---------- Dataset

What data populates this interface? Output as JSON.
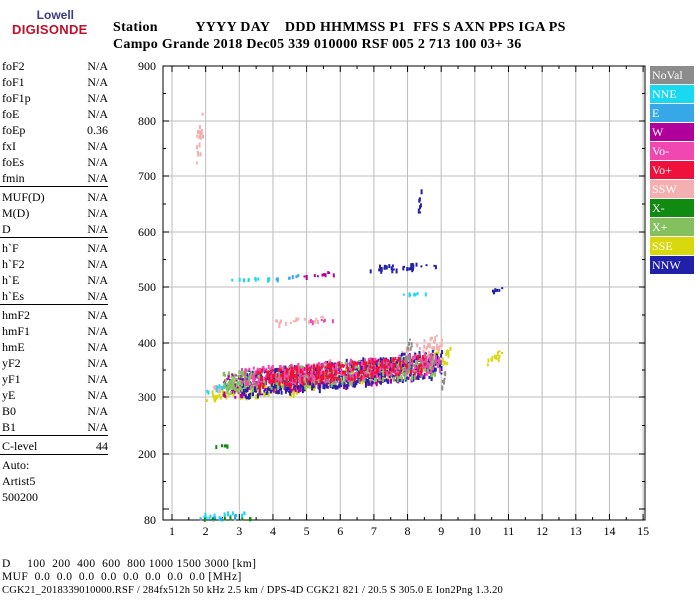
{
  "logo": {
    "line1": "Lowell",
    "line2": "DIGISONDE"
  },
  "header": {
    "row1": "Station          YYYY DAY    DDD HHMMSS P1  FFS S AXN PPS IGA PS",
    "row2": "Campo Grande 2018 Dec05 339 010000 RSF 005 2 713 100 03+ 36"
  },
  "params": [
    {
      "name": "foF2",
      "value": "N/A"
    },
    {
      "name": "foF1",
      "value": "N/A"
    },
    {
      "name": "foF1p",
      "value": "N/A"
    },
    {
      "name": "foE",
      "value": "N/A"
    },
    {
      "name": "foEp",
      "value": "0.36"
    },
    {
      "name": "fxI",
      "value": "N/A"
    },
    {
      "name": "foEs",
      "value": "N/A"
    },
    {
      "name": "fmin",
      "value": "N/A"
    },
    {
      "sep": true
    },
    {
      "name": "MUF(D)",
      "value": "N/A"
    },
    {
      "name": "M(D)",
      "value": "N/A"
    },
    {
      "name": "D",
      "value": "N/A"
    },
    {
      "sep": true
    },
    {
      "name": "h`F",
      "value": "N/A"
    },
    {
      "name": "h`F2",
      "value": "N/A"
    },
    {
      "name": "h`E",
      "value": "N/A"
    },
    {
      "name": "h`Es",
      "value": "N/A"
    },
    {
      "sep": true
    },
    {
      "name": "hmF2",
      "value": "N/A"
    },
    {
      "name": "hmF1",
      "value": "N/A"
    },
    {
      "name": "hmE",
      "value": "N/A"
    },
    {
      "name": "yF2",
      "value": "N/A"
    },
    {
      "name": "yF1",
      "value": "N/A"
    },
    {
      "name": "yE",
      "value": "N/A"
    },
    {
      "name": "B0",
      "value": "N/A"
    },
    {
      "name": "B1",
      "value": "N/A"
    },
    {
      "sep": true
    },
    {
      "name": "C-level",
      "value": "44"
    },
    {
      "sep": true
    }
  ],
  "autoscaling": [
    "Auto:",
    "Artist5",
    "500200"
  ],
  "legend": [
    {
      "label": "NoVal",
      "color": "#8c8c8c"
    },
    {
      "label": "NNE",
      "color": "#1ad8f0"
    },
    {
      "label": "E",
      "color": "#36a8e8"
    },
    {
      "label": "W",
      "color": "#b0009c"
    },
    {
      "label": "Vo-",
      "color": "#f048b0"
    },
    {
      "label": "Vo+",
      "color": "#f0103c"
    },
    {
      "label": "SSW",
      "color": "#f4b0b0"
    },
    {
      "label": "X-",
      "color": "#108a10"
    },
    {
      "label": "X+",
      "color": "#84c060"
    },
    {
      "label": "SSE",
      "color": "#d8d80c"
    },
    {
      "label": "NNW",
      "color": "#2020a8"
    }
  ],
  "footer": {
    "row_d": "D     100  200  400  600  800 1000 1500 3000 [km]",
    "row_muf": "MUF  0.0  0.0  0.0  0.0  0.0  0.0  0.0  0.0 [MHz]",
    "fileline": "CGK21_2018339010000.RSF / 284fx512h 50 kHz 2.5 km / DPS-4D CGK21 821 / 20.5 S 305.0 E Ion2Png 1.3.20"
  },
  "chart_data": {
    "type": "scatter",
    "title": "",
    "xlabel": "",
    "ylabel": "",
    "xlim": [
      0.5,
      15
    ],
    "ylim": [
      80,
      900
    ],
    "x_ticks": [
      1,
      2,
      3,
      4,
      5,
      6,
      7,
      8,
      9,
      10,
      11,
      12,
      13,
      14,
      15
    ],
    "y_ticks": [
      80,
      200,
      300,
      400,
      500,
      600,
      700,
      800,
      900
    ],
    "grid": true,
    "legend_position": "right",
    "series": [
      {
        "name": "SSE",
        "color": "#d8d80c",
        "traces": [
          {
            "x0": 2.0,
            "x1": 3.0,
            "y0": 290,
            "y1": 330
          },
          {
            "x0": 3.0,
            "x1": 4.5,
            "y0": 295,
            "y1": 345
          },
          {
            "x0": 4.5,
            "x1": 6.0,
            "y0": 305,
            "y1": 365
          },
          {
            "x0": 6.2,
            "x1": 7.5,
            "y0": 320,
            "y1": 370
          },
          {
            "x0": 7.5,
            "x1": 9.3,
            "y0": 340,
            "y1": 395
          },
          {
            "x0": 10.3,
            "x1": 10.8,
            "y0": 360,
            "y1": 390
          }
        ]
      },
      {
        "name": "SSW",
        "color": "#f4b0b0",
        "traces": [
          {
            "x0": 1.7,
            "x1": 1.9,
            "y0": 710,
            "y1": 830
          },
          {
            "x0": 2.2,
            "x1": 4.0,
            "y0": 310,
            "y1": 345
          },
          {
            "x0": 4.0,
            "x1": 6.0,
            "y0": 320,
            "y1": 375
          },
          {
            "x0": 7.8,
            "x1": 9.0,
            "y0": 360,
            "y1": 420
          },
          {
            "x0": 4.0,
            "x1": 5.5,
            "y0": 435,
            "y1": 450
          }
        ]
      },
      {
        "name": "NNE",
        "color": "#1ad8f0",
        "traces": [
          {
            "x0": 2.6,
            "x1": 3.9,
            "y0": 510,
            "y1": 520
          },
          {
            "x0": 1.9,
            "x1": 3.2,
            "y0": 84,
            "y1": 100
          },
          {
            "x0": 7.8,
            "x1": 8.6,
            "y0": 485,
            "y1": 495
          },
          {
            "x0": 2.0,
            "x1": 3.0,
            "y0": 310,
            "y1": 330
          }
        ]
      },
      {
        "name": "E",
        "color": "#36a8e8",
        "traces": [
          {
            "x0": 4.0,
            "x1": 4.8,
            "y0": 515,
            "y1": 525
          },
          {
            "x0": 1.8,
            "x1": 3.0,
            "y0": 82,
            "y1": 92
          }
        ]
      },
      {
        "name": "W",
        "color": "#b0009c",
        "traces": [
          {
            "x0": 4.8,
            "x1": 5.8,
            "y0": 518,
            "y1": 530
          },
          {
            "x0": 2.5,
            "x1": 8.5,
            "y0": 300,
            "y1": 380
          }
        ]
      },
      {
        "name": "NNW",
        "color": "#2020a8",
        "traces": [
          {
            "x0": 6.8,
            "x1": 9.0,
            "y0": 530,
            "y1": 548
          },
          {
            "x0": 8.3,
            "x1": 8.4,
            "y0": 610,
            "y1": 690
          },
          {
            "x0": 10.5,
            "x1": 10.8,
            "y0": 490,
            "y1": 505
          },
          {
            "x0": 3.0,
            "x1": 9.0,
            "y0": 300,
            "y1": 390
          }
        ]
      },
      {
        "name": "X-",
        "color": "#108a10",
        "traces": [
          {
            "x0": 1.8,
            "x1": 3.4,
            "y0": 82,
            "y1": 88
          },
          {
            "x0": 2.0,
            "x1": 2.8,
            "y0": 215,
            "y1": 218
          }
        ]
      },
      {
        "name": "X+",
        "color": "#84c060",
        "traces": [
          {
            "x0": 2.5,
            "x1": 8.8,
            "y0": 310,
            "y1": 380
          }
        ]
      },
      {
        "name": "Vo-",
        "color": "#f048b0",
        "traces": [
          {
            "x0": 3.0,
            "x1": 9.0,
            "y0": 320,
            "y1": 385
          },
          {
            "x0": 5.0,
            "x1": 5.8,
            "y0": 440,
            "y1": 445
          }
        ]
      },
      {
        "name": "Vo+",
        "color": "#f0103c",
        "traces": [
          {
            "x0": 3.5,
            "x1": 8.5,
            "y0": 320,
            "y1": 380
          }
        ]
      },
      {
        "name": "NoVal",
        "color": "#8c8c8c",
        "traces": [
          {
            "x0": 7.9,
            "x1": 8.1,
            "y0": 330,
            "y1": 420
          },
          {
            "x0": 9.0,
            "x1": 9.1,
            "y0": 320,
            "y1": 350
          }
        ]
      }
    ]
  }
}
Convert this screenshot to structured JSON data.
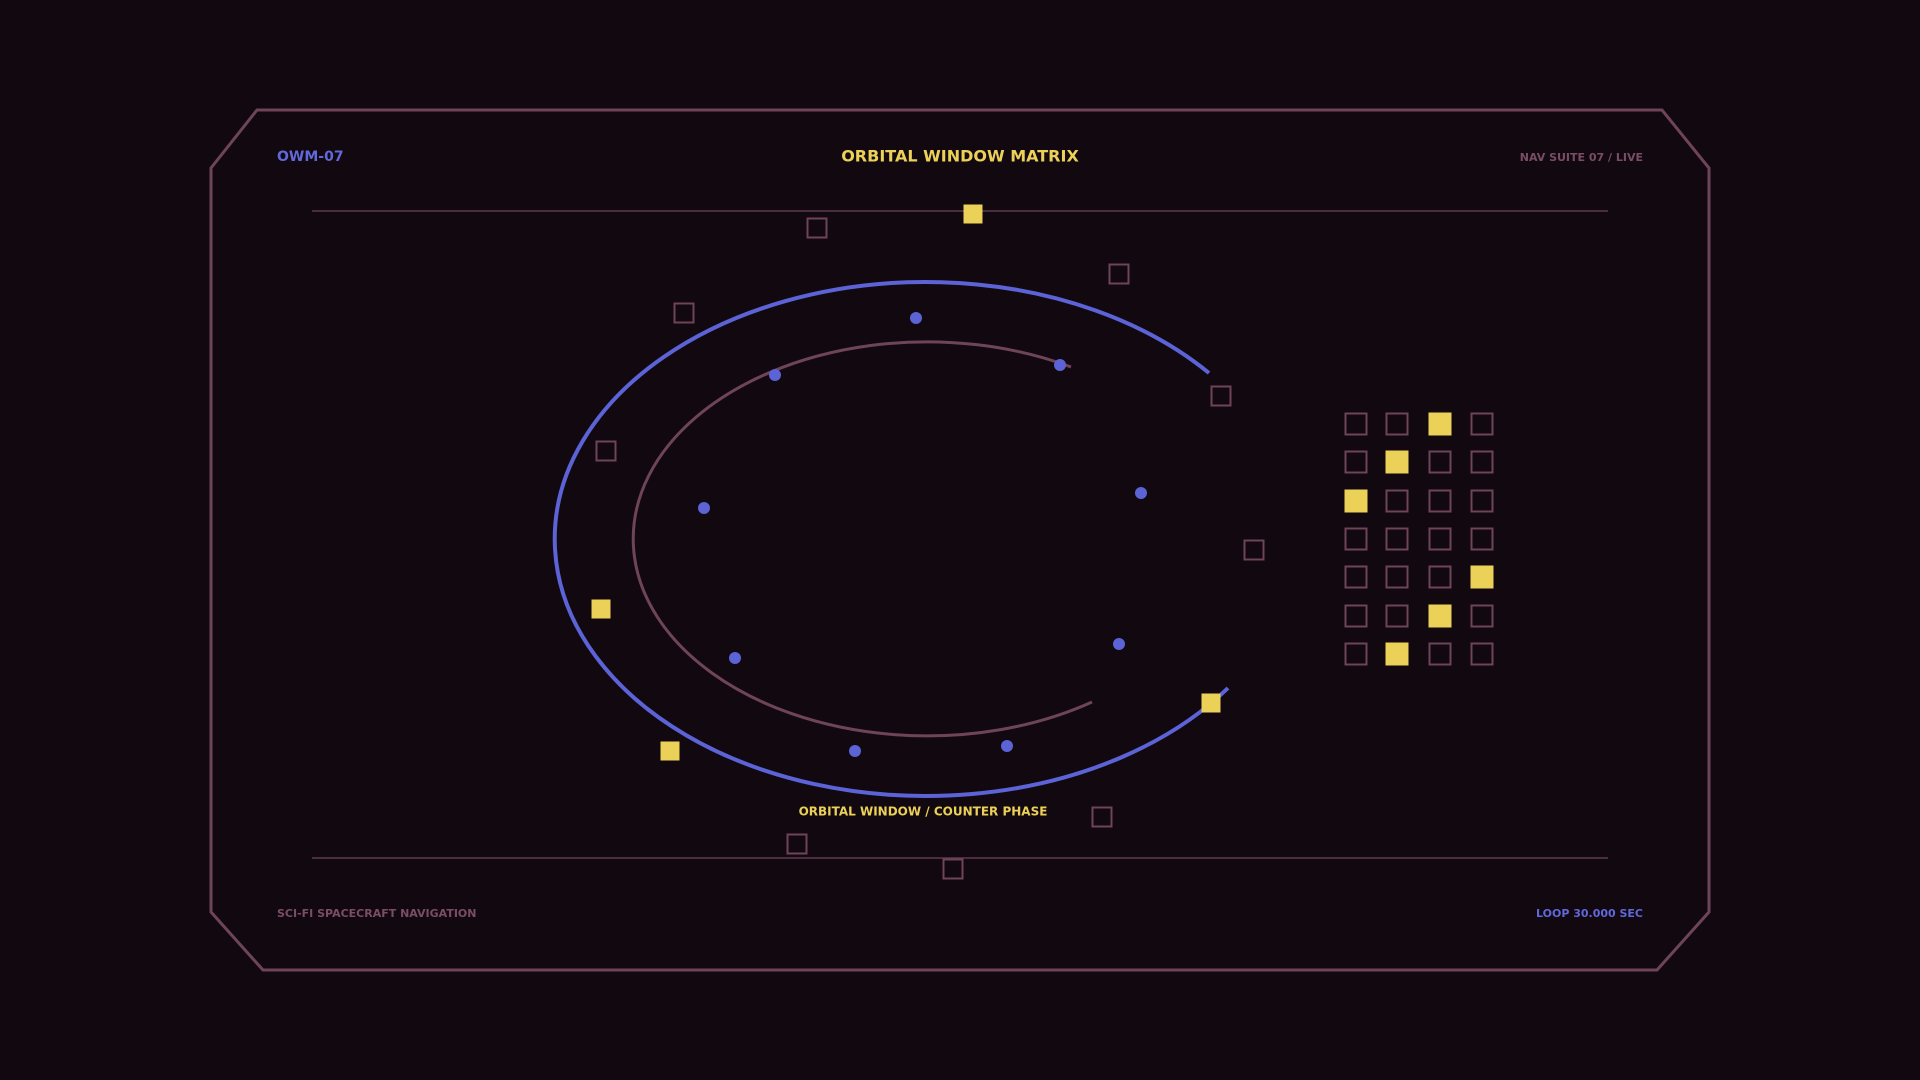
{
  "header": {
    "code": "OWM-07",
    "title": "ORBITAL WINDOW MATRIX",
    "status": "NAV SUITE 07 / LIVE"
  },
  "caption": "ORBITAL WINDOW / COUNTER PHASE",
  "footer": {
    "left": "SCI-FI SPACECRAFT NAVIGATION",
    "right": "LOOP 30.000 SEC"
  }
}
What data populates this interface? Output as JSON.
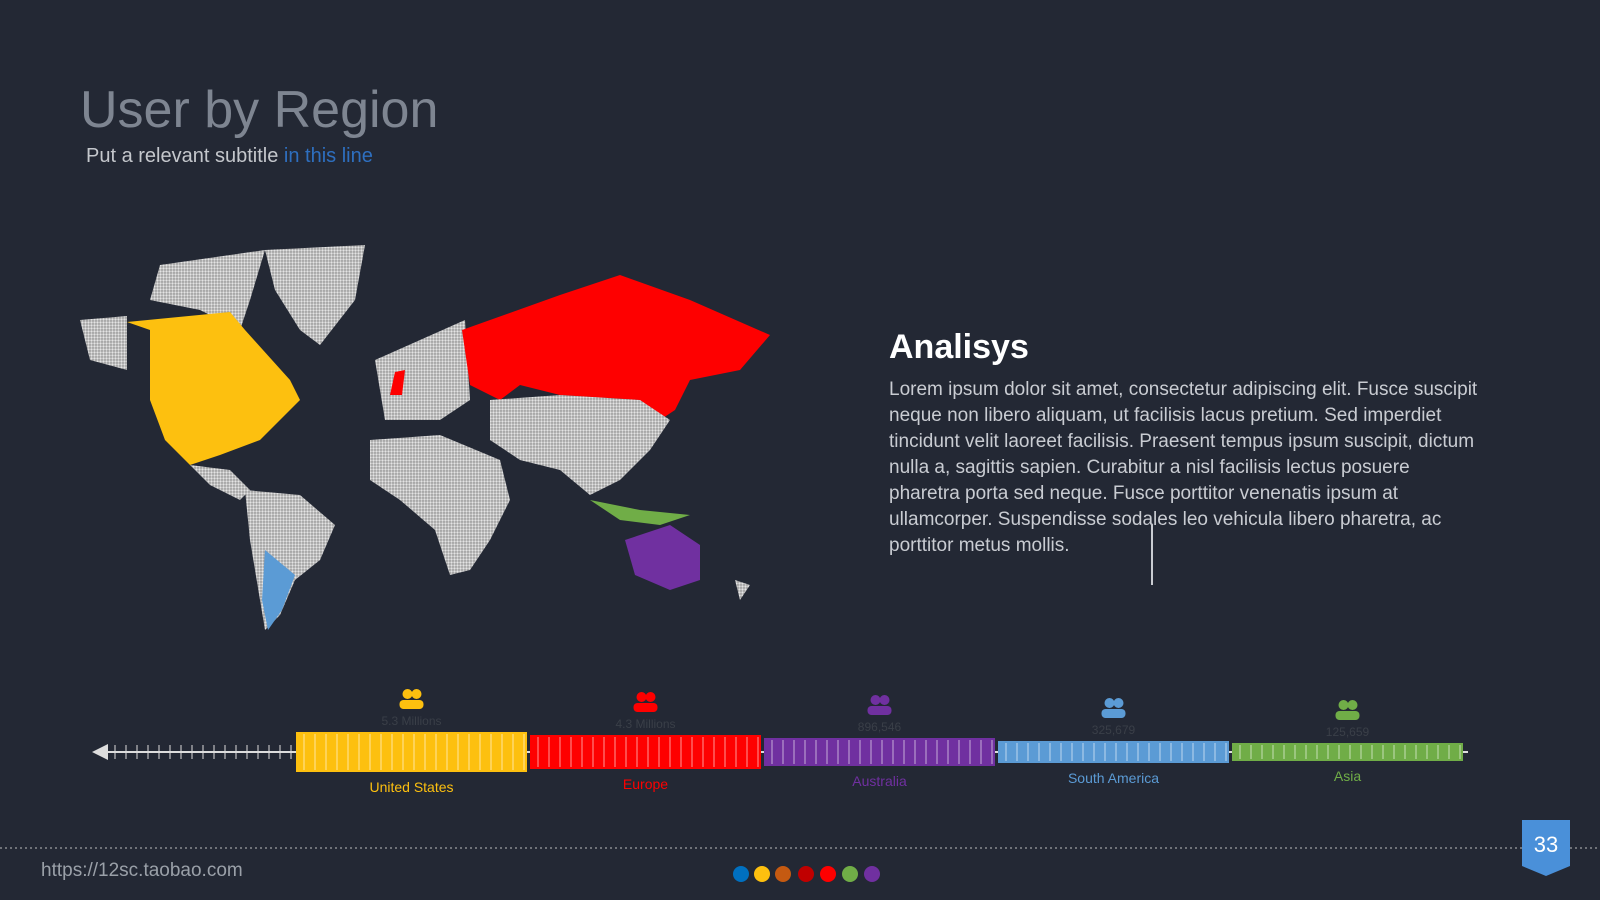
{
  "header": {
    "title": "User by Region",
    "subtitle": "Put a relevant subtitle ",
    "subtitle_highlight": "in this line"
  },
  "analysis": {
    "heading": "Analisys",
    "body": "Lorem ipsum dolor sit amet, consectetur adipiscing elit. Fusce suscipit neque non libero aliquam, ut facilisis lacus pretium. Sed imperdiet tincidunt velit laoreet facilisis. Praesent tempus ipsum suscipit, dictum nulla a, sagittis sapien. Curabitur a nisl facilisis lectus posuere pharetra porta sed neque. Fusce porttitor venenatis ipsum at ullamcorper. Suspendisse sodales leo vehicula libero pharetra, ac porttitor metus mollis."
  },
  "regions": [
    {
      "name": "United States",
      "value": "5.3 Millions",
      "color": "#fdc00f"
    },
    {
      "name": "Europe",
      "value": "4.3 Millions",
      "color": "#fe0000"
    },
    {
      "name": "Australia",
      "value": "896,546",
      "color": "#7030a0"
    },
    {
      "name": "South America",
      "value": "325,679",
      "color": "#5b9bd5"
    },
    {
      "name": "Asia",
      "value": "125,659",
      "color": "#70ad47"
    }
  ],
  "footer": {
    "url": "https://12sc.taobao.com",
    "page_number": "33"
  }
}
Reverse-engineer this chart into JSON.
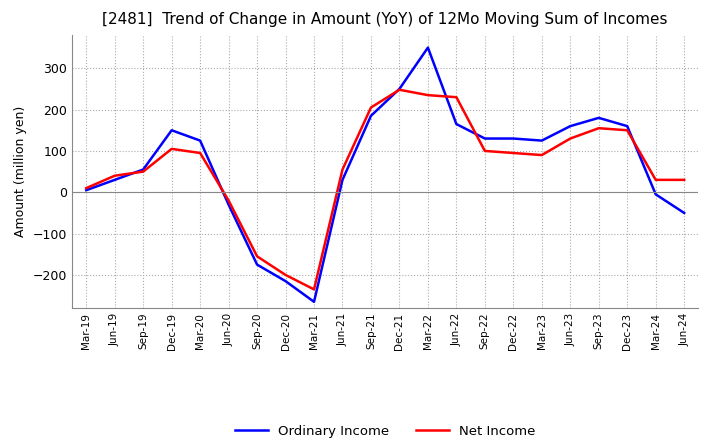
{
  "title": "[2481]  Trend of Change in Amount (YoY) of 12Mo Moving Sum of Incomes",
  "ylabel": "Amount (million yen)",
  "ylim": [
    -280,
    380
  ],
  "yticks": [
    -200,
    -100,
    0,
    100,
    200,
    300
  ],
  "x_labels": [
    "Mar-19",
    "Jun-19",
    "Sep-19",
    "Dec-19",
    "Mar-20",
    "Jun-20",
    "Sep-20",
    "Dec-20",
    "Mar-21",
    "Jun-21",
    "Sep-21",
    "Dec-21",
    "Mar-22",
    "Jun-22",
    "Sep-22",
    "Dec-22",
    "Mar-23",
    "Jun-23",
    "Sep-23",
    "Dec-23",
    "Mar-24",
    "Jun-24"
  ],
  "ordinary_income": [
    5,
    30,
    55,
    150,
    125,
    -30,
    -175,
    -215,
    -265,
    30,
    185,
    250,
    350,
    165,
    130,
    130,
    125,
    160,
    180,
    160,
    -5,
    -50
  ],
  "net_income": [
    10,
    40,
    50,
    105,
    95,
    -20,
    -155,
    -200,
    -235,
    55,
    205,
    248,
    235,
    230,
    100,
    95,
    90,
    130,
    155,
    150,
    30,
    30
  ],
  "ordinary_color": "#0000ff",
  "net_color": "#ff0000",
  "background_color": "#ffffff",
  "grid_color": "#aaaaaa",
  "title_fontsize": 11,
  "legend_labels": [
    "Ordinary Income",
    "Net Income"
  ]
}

--------------------

## Written problem
Where a line in the material above holds "Amount", copy that line.

## Solution below
  "title": "[2481]  Trend of Change in Amount (YoY) of 12Mo Moving Sum of Incomes",
  "ylabel": "Amount (million yen)",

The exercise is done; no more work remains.